### THE REQUEST
Repeat the records in full and exactly, omitting pictures.

--- Begin SUPPLIED MATERIAL ---

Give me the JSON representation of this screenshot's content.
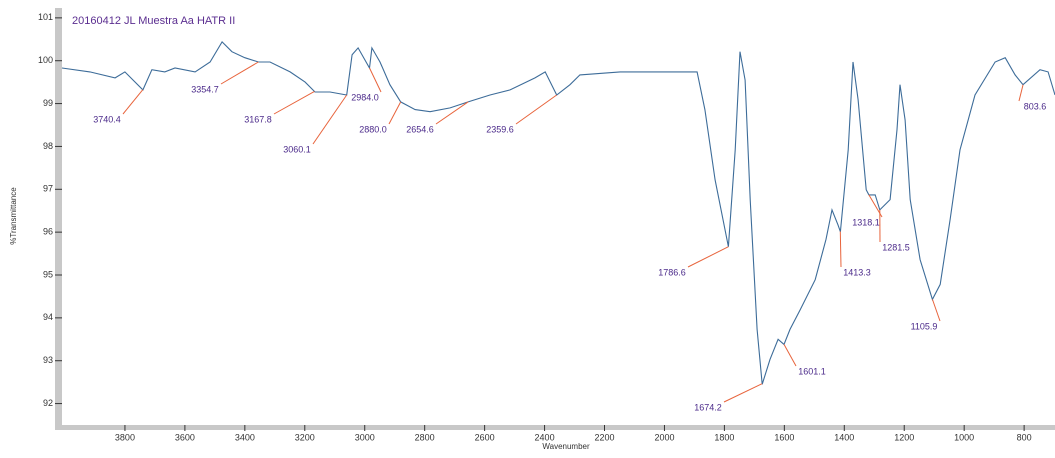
{
  "chart_data": {
    "type": "line",
    "title": "20160412 JL Muestra Aa HATR II",
    "x_label": "Wavenumber",
    "y_label": "%Transmittance",
    "x": [
      4010,
      3917,
      3833,
      3800,
      3740,
      3710,
      3667,
      3633,
      3566,
      3516,
      3476,
      3443,
      3400,
      3354.7,
      3316,
      3249,
      3199,
      3166,
      3116,
      3060,
      3042,
      3022,
      2984,
      2976,
      2949,
      2916,
      2880,
      2832,
      2782,
      2715,
      2655,
      2582,
      2515,
      2432,
      2398,
      2359.6,
      2315,
      2282,
      2148,
      2015,
      1891,
      1865,
      1831,
      1786.6,
      1764,
      1748,
      1731,
      1714,
      1691,
      1674,
      1648,
      1621,
      1601,
      1581,
      1547,
      1497,
      1461,
      1441,
      1421,
      1413,
      1387,
      1371,
      1354,
      1327,
      1318,
      1297,
      1281.5,
      1247,
      1224,
      1214,
      1197,
      1180,
      1147,
      1106,
      1080,
      1047,
      1014,
      964,
      897,
      863,
      830,
      803.6,
      747,
      720,
      697
    ],
    "series": [
      {
        "name": "20160412 JL Muestra Aa HATR II",
        "color": "#3d6c99",
        "values": [
          99.83,
          99.74,
          99.6,
          99.74,
          99.32,
          99.79,
          99.74,
          99.83,
          99.74,
          99.97,
          100.44,
          100.21,
          100.07,
          99.97,
          99.97,
          99.74,
          99.5,
          99.27,
          99.27,
          99.2,
          100.14,
          100.3,
          99.83,
          100.3,
          99.97,
          99.44,
          99.04,
          98.86,
          98.81,
          98.9,
          99.04,
          99.2,
          99.32,
          99.6,
          99.74,
          99.2,
          99.44,
          99.67,
          99.74,
          99.74,
          99.74,
          98.86,
          97.22,
          95.66,
          97.92,
          100.21,
          99.55,
          96.76,
          93.73,
          92.45,
          93.03,
          93.5,
          93.38,
          93.73,
          94.19,
          94.89,
          95.83,
          96.52,
          96.17,
          96.01,
          97.92,
          99.97,
          99.09,
          96.99,
          96.87,
          96.87,
          96.52,
          96.76,
          98.39,
          99.44,
          98.62,
          96.76,
          95.36,
          94.43,
          94.78,
          96.29,
          97.92,
          99.2,
          99.97,
          100.07,
          99.67,
          99.44,
          99.79,
          99.74,
          99.2
        ]
      }
    ],
    "peaks": [
      3740.4,
      3354.7,
      3167.8,
      3060.1,
      {
        "value": 2984,
        "label": "2984.0"
      },
      {
        "value": 2880,
        "label": "2880.0"
      },
      2654.6,
      2359.6,
      1786.6,
      1674.2,
      1601.1,
      1413.3,
      1318.1,
      1281.5,
      1105.9,
      803.6
    ],
    "xlim": [
      4010,
      697
    ],
    "ylim": [
      91.5,
      101.23
    ],
    "xticks": [
      3800,
      3600,
      3400,
      3200,
      3000,
      2800,
      2600,
      2400,
      2200,
      2000,
      1800,
      1600,
      1400,
      1200,
      1000,
      800
    ],
    "yticks": [
      92,
      93,
      94,
      95,
      96,
      97,
      98,
      99,
      100,
      101
    ]
  }
}
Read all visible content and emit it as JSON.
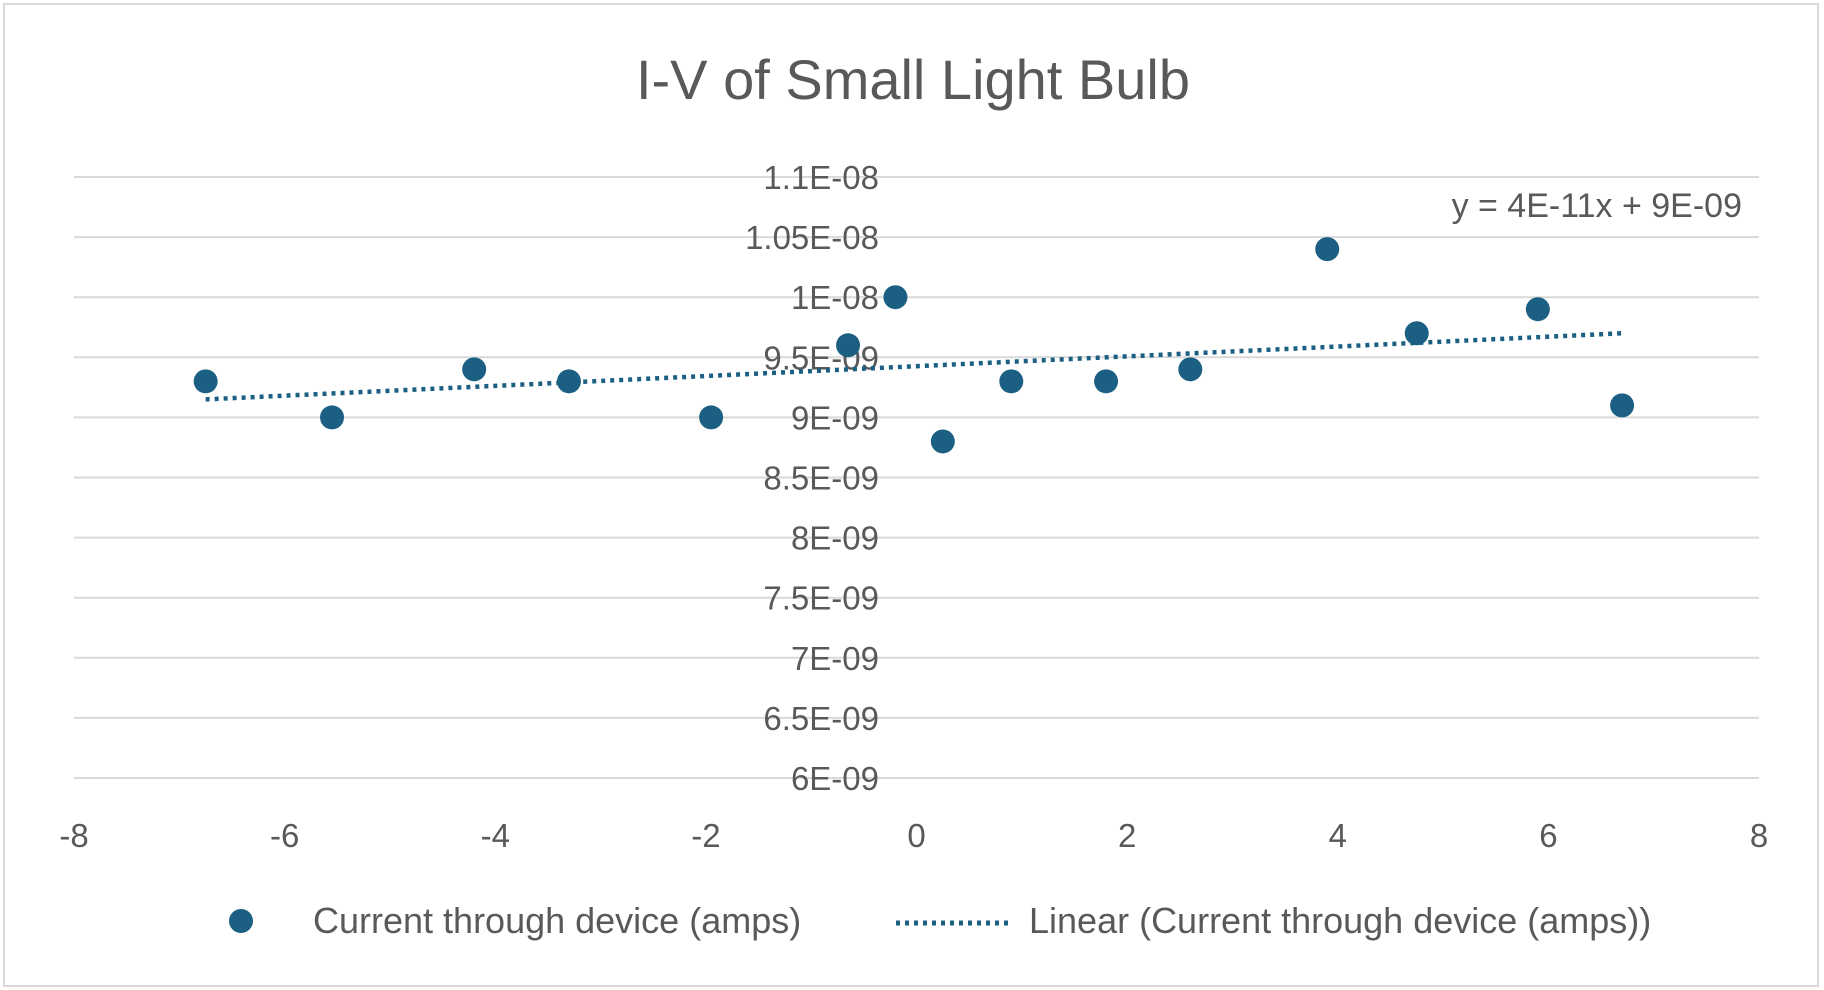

--- End SUPPLIED MATERIAL ---

### EXPECTED ANSWER
Give me the JSON representation of this screenshot's content.
{
  "chart_data": {
    "type": "line",
    "title": "20160412 JL Muestra Aa HATR II",
    "x_label": "Wavenumber",
    "y_label": "%Transmittance",
    "x": [
      4010,
      3917,
      3833,
      3800,
      3740,
      3710,
      3667,
      3633,
      3566,
      3516,
      3476,
      3443,
      3400,
      3354.7,
      3316,
      3249,
      3199,
      3166,
      3116,
      3060,
      3042,
      3022,
      2984,
      2976,
      2949,
      2916,
      2880,
      2832,
      2782,
      2715,
      2655,
      2582,
      2515,
      2432,
      2398,
      2359.6,
      2315,
      2282,
      2148,
      2015,
      1891,
      1865,
      1831,
      1786.6,
      1764,
      1748,
      1731,
      1714,
      1691,
      1674,
      1648,
      1621,
      1601,
      1581,
      1547,
      1497,
      1461,
      1441,
      1421,
      1413,
      1387,
      1371,
      1354,
      1327,
      1318,
      1297,
      1281.5,
      1247,
      1224,
      1214,
      1197,
      1180,
      1147,
      1106,
      1080,
      1047,
      1014,
      964,
      897,
      863,
      830,
      803.6,
      747,
      720,
      697
    ],
    "series": [
      {
        "name": "20160412 JL Muestra Aa HATR II",
        "color": "#3d6c99",
        "values": [
          99.83,
          99.74,
          99.6,
          99.74,
          99.32,
          99.79,
          99.74,
          99.83,
          99.74,
          99.97,
          100.44,
          100.21,
          100.07,
          99.97,
          99.97,
          99.74,
          99.5,
          99.27,
          99.27,
          99.2,
          100.14,
          100.3,
          99.83,
          100.3,
          99.97,
          99.44,
          99.04,
          98.86,
          98.81,
          98.9,
          99.04,
          99.2,
          99.32,
          99.6,
          99.74,
          99.2,
          99.44,
          99.67,
          99.74,
          99.74,
          99.74,
          98.86,
          97.22,
          95.66,
          97.92,
          100.21,
          99.55,
          96.76,
          93.73,
          92.45,
          93.03,
          93.5,
          93.38,
          93.73,
          94.19,
          94.89,
          95.83,
          96.52,
          96.17,
          96.01,
          97.92,
          99.97,
          99.09,
          96.99,
          96.87,
          96.87,
          96.52,
          96.76,
          98.39,
          99.44,
          98.62,
          96.76,
          95.36,
          94.43,
          94.78,
          96.29,
          97.92,
          99.2,
          99.97,
          100.07,
          99.67,
          99.44,
          99.79,
          99.74,
          99.2
        ]
      }
    ],
    "peaks": [
      3740.4,
      3354.7,
      3167.8,
      3060.1,
      {
        "value": 2984,
        "label": "2984.0"
      },
      {
        "value": 2880,
        "label": "2880.0"
      },
      2654.6,
      2359.6,
      1786.6,
      1674.2,
      1601.1,
      1413.3,
      1318.1,
      1281.5,
      1105.9,
      803.6
    ],
    "xlim": [
      4010,
      697
    ],
    "ylim": [
      91.5,
      101.23
    ],
    "xticks": [
      3800,
      3600,
      3400,
      3200,
      3000,
      2800,
      2600,
      2400,
      2200,
      2000,
      1800,
      1600,
      1400,
      1200,
      1000,
      800
    ],
    "yticks": [
      92,
      93,
      94,
      95,
      96,
      97,
      98,
      99,
      100,
      101
    ]
  }
}
Read all visible content and emit it as JSON.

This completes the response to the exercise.